§ TASK BRIEF
Each record below should be repeated precisely as written.

§ DATA ENTRIES
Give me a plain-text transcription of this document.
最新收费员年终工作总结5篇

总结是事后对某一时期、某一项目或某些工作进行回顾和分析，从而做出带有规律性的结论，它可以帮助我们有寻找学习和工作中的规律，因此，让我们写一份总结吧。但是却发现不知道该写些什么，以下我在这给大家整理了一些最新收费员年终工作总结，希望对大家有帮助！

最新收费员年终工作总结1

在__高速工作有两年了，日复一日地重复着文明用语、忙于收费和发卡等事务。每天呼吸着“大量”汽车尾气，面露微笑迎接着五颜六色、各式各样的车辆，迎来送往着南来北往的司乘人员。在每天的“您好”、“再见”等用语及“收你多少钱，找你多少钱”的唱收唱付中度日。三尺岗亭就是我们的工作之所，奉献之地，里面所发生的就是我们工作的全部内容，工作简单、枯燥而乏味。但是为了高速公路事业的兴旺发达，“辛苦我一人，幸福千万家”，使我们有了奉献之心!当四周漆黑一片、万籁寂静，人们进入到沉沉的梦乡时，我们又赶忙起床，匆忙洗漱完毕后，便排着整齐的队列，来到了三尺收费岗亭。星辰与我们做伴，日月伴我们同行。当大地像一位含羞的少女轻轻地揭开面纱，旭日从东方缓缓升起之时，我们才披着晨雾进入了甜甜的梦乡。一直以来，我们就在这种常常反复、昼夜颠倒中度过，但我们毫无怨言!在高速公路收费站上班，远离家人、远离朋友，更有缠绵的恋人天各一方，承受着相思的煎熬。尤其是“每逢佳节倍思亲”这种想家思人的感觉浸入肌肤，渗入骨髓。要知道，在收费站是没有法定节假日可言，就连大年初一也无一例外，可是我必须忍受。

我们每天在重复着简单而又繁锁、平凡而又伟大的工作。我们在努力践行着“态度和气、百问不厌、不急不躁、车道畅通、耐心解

§ ANSWER TO THIS TASK
Give me a plain-text transcription of this document.
最新收费员年终工作总结5篇

总结是事后对某一时期、某一项目或某些工作进行回顾和分析，从而做出带有规律性的结论，它可以帮助我们有寻找学习和工作中的规律，因此，让我们写一份总结吧。但是却发现不知道该写些什么，以下我在这给大家整理了一些最新收费员年终工作总结，希望对大家有帮助！

最新收费员年终工作总结1

在__高速工作有两年了，日复一日地重复着文明用语、忙于收费和发卡等事务。每天呼吸着“大量”汽车尾气，面露微笑迎接着五颜六色、各式各样的车辆，迎来送往着南来北往的司乘人员。在每天的“您好”、“再见”等用语及“收你多少钱，找你多少钱”的唱收唱付中度日。三尺岗亭就是我们的工作之所，奉献之地，里面所发生的就是我们工作的全部内容，工作简单、枯燥而乏味。但是为了高速公路事业的兴旺发达，“辛苦我一人，幸福千万家”，使我们有了奉献之心!当四周漆黑一片、万籁寂静，人们进入到沉沉的梦乡时，我们又赶忙起床，匆忙洗漱完毕后，便排着整齐的队列，来到了三尺收费岗亭。星辰与我们做伴，日月伴我们同行。当大地像一位含羞的少女轻轻地揭开面纱，旭日从东方缓缓升起之时，我们才披着晨雾进入了甜甜的梦乡。一直以来，我们就在这种常常反复、昼夜颠倒中度过，但我们毫无怨言!在高速公路收费站上班，远离家人、远离朋友，更有缠绵的恋人天各一方，承受着相思的煎熬。尤其是“每逢佳节倍思亲”这种想家思人的感觉浸入肌肤，渗入骨髓。要知道，在收费站是没有法定节假日可言，就连大年初一也无一例外，可是我必须忍受。

我们每天在重复着简单而又繁锁、平凡而又伟大的工作。我们在努力践行着“态度和气、百问不厌、不急不躁、车道畅通、耐心解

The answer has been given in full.